Could you extract every entry below and reproduce it exactly?

* _INPUT RECORDS_
-- begin --

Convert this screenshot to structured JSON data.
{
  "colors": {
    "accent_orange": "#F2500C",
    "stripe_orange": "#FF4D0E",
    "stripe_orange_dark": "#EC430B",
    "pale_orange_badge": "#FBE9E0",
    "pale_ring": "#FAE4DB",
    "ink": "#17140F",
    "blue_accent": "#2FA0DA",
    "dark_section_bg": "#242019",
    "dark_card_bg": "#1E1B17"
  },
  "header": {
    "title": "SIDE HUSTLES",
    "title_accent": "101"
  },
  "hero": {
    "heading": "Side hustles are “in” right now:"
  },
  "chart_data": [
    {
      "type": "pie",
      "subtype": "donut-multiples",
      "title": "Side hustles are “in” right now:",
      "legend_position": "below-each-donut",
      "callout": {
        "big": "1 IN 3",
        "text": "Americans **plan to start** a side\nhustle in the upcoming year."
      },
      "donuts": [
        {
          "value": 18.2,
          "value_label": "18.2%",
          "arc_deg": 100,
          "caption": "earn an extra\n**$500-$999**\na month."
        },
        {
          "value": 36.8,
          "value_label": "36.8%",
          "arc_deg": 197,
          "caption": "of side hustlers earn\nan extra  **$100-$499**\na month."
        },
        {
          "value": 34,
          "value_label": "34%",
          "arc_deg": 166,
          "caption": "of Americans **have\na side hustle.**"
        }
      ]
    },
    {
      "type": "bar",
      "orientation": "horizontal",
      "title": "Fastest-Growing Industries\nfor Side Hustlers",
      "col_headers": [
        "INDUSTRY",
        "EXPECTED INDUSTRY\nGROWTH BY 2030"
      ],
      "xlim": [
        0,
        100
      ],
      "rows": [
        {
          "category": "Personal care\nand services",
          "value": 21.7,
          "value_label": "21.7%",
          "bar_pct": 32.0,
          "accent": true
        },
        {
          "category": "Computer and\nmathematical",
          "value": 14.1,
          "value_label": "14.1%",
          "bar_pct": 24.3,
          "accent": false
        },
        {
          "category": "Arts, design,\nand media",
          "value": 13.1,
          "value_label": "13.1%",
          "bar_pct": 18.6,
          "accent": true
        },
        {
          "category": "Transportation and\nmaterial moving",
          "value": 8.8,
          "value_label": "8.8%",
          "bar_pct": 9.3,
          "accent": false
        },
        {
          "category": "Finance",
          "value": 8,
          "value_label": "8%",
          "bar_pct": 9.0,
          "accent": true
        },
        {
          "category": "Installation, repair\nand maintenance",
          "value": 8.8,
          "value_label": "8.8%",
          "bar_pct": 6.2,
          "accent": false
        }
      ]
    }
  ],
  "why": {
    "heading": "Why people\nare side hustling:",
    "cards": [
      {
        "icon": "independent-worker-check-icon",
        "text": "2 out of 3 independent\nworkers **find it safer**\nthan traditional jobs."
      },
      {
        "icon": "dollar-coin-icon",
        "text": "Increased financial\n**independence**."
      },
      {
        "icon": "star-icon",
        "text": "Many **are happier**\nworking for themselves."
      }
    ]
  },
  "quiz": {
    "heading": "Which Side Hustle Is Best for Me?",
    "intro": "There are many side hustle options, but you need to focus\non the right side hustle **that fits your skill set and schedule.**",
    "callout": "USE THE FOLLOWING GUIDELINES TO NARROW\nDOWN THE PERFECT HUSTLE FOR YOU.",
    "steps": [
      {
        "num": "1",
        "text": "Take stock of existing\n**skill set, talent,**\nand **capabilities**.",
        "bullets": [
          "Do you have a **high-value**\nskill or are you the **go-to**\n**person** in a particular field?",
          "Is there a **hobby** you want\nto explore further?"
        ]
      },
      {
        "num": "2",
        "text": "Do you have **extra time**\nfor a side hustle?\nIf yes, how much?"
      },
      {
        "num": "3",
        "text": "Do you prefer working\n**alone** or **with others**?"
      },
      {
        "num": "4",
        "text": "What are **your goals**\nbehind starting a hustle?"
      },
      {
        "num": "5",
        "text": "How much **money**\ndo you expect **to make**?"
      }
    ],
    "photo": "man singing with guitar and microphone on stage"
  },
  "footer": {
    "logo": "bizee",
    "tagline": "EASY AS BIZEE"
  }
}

-- end --

* _ANSWER_
Convert this screenshot to structured JSON data.
{
  "colors": {
    "accent_orange": "#F2500C",
    "stripe_orange": "#FF4D0E",
    "stripe_orange_dark": "#EC430B",
    "pale_orange_badge": "#FBE9E0",
    "pale_ring": "#FAE4DB",
    "ink": "#17140F",
    "blue_accent": "#2FA0DA",
    "dark_section_bg": "#242019",
    "dark_card_bg": "#1E1B17"
  },
  "header": {
    "title": "SIDE HUSTLES",
    "title_accent": "101"
  },
  "hero": {
    "heading": "Side hustles are “in” right now:"
  },
  "chart_data": [
    {
      "type": "pie",
      "subtype": "donut-multiples",
      "title": "Side hustles are “in” right now:",
      "legend_position": "below-each-donut",
      "callout": {
        "big": "1 IN 3",
        "text": "Americans **plan to start** a side\nhustle in the upcoming year."
      },
      "donuts": [
        {
          "value": 18.2,
          "value_label": "18.2%",
          "arc_deg": 100,
          "caption": "earn an extra\n**$500-$999**\na month."
        },
        {
          "value": 36.8,
          "value_label": "36.8%",
          "arc_deg": 197,
          "caption": "of side hustlers earn\nan extra  **$100-$499**\na month."
        },
        {
          "value": 34,
          "value_label": "34%",
          "arc_deg": 166,
          "caption": "of Americans **have\na side hustle.**"
        }
      ]
    },
    {
      "type": "bar",
      "orientation": "horizontal",
      "title": "Fastest-Growing Industries\nfor Side Hustlers",
      "col_headers": [
        "INDUSTRY",
        "EXPECTED INDUSTRY\nGROWTH BY 2030"
      ],
      "xlim": [
        0,
        100
      ],
      "rows": [
        {
          "category": "Personal care\nand services",
          "value": 21.7,
          "value_label": "21.7%",
          "bar_pct": 32.0,
          "accent": true
        },
        {
          "category": "Computer and\nmathematical",
          "value": 14.1,
          "value_label": "14.1%",
          "bar_pct": 24.3,
          "accent": false
        },
        {
          "category": "Arts, design,\nand media",
          "value": 13.1,
          "value_label": "13.1%",
          "bar_pct": 18.6,
          "accent": true
        },
        {
          "category": "Transportation and\nmaterial moving",
          "value": 8.8,
          "value_label": "8.8%",
          "bar_pct": 9.3,
          "accent": false
        },
        {
          "category": "Finance",
          "value": 8,
          "value_label": "8%",
          "bar_pct": 9.0,
          "accent": true
        },
        {
          "category": "Installation, repair\nand maintenance",
          "value": 8.8,
          "value_label": "8.8%",
          "bar_pct": 6.2,
          "accent": false
        }
      ]
    }
  ],
  "why": {
    "heading": "Why people\nare side hustling:",
    "cards": [
      {
        "icon": "independent-worker-check-icon",
        "text": "2 out of 3 independent\nworkers **find it safer**\nthan traditional jobs."
      },
      {
        "icon": "dollar-coin-icon",
        "text": "Increased financial\n**independence**."
      },
      {
        "icon": "star-icon",
        "text": "Many **are happier**\nworking for themselves."
      }
    ]
  },
  "quiz": {
    "heading": "Which Side Hustle Is Best for Me?",
    "intro": "There are many side hustle options, but you need to focus\non the right side hustle **that fits your skill set and schedule.**",
    "callout": "USE THE FOLLOWING GUIDELINES TO NARROW\nDOWN THE PERFECT HUSTLE FOR YOU.",
    "steps": [
      {
        "num": "1",
        "text": "Take stock of existing\n**skill set, talent,**\nand **capabilities**.",
        "bullets": [
          "Do you have a **high-value**\nskill or are you the **go-to**\n**person** in a particular field?",
          "Is there a **hobby** you want\nto explore further?"
        ]
      },
      {
        "num": "2",
        "text": "Do you have **extra time**\nfor a side hustle?\nIf yes, how much?"
      },
      {
        "num": "3",
        "text": "Do you prefer working\n**alone** or **with others**?"
      },
      {
        "num": "4",
        "text": "What are **your goals**\nbehind starting a hustle?"
      },
      {
        "num": "5",
        "text": "How much **money**\ndo you expect **to make**?"
      }
    ],
    "photo": "man singing with guitar and microphone on stage"
  },
  "footer": {
    "logo": "bizee",
    "tagline": "EASY AS BIZEE"
  }
}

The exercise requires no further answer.